Using the data below, gather each line that includes the word "this".

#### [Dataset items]

_ _ _ _ _

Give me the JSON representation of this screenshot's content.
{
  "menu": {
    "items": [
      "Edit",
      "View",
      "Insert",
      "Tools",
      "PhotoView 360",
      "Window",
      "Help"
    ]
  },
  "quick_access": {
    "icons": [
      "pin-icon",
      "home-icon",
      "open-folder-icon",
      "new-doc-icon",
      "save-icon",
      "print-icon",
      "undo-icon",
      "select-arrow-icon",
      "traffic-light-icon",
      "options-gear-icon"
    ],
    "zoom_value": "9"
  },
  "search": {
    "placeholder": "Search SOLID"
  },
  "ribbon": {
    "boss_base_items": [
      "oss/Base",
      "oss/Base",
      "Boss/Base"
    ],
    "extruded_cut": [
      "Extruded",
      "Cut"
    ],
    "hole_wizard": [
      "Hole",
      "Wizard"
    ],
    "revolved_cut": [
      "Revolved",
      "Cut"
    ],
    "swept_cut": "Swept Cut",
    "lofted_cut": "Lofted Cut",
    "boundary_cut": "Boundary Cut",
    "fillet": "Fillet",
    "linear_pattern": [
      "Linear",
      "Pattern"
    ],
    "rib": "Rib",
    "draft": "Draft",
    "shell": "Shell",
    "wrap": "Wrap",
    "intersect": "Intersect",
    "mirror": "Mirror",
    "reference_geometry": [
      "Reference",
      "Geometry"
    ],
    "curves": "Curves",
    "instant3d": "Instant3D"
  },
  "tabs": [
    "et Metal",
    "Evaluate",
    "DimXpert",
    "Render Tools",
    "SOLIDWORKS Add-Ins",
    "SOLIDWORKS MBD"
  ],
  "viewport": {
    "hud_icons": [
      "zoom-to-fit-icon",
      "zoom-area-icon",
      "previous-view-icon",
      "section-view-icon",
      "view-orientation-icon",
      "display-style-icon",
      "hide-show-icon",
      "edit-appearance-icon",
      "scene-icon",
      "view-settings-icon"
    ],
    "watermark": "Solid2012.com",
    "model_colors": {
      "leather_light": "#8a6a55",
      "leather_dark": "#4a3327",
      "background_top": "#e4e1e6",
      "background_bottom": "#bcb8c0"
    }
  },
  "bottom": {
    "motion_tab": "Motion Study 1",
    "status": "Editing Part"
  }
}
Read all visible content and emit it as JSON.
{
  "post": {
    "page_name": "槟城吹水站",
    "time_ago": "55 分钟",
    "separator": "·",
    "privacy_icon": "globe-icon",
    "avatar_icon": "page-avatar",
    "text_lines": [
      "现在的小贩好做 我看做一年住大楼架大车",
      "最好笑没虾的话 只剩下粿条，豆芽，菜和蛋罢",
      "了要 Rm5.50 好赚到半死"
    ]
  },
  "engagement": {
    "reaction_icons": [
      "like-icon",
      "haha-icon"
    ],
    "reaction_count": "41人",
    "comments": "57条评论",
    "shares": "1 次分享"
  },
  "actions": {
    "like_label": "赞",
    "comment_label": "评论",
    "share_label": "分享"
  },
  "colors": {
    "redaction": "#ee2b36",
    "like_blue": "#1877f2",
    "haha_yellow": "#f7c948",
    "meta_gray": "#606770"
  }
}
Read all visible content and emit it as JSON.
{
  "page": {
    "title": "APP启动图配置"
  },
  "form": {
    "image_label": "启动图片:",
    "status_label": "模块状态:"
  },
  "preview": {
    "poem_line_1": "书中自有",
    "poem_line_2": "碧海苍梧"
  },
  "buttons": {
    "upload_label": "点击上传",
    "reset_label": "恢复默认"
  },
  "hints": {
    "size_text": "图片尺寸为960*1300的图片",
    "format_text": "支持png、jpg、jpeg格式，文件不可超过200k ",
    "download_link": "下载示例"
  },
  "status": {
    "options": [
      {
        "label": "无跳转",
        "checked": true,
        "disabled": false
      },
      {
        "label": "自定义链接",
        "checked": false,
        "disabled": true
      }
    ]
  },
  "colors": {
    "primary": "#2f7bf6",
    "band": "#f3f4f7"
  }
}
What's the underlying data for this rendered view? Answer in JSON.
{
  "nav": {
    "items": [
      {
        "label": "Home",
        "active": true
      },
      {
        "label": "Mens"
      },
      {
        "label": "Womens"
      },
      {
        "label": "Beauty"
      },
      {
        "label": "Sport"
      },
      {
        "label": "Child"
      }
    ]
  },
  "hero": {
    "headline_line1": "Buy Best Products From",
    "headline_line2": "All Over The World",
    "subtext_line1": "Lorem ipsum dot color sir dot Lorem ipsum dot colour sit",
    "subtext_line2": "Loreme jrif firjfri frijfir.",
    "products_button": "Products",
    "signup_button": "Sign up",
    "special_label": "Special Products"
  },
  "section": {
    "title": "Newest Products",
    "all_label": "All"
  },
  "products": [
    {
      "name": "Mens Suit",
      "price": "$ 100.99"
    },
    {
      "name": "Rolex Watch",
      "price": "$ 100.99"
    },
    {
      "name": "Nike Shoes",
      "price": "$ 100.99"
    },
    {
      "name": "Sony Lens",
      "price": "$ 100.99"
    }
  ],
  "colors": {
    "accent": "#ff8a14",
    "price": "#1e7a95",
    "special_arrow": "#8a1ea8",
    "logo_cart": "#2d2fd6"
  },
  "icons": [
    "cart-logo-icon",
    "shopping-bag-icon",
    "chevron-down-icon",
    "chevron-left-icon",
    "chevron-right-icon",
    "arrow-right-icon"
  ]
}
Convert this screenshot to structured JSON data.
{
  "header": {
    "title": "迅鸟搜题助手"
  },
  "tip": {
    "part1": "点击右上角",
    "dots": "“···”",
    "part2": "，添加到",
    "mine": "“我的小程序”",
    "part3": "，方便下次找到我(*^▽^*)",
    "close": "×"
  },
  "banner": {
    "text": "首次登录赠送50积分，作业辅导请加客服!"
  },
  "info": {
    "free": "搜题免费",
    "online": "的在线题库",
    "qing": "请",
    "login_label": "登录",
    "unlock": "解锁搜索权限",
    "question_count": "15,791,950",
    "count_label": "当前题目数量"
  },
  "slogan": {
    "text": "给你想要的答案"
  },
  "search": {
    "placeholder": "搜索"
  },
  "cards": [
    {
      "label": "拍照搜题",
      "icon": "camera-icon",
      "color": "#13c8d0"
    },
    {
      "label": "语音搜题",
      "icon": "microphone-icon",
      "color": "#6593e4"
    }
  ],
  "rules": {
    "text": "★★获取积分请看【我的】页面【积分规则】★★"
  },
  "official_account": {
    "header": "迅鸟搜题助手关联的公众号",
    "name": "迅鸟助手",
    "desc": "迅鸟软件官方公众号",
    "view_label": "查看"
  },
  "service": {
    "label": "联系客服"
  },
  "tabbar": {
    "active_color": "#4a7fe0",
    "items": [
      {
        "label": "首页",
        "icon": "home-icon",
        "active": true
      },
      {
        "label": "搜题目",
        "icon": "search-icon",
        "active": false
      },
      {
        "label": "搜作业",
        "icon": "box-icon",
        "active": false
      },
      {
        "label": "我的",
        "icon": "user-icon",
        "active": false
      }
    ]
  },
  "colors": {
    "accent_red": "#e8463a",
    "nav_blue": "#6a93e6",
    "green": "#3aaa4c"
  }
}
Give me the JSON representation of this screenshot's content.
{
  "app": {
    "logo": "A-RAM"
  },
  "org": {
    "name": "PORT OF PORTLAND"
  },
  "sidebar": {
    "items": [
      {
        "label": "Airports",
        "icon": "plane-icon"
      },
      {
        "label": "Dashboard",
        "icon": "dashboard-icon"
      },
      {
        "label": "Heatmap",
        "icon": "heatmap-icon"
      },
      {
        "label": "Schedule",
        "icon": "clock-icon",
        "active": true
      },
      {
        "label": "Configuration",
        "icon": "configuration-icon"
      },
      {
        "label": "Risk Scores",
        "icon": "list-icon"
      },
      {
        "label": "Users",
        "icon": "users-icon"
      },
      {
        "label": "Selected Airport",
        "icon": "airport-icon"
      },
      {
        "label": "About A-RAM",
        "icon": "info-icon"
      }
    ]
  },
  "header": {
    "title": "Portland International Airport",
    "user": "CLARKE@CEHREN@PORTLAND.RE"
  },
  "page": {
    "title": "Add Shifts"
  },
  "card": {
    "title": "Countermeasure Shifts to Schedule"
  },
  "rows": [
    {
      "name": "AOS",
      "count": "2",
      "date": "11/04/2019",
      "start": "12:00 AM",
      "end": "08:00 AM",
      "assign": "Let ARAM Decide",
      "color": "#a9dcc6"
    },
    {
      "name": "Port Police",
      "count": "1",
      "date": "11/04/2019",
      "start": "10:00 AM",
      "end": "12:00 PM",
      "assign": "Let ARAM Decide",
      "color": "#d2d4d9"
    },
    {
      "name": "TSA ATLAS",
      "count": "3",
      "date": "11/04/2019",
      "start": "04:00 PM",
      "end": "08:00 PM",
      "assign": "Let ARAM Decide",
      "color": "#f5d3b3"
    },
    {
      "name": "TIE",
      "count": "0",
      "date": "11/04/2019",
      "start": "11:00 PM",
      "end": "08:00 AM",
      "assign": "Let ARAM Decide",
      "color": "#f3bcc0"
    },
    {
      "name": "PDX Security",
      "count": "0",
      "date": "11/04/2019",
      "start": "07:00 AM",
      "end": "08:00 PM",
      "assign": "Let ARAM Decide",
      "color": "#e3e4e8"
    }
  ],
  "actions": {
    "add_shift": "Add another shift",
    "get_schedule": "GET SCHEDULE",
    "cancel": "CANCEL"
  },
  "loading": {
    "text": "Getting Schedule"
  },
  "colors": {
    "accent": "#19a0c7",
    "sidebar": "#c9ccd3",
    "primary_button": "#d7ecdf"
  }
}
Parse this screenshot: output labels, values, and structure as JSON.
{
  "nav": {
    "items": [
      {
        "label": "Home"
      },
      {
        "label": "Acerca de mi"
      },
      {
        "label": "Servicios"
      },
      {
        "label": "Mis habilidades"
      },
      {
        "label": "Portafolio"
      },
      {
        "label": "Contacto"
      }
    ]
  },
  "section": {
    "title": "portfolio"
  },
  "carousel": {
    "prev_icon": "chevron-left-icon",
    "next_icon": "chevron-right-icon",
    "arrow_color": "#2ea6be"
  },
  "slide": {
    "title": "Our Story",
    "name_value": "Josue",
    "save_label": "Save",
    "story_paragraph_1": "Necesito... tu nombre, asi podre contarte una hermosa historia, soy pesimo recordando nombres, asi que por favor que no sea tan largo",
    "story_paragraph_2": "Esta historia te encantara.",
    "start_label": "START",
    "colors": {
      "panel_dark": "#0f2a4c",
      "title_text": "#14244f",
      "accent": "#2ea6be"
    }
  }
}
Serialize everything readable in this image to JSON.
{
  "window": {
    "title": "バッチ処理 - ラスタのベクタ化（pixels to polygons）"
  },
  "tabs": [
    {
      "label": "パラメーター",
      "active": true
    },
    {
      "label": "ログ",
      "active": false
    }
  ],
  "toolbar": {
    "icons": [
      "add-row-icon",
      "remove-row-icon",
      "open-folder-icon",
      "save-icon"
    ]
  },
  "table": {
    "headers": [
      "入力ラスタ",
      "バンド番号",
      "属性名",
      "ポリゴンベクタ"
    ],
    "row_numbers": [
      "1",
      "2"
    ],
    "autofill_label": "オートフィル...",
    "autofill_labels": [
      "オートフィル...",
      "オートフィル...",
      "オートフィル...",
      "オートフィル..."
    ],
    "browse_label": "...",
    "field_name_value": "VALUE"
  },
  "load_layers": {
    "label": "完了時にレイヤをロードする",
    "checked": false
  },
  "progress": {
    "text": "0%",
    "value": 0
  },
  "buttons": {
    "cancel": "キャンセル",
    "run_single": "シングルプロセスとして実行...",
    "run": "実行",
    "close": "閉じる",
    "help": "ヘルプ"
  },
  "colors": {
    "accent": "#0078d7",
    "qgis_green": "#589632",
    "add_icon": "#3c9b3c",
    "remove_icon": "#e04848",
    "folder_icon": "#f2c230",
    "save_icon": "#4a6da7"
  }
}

_ _ _ _ _

#### [WRITTEN REPLY]
Give me the JSON representation of this screenshot's content.
What's the underlying data for this rendered view? Answer in JSON.
Convert this screenshot to structured JSON data.
Give me the JSON representation of this screenshot's content.
Parse this screenshot: output labels, values, and structure as JSON.
Serialize everything readable in this image to JSON.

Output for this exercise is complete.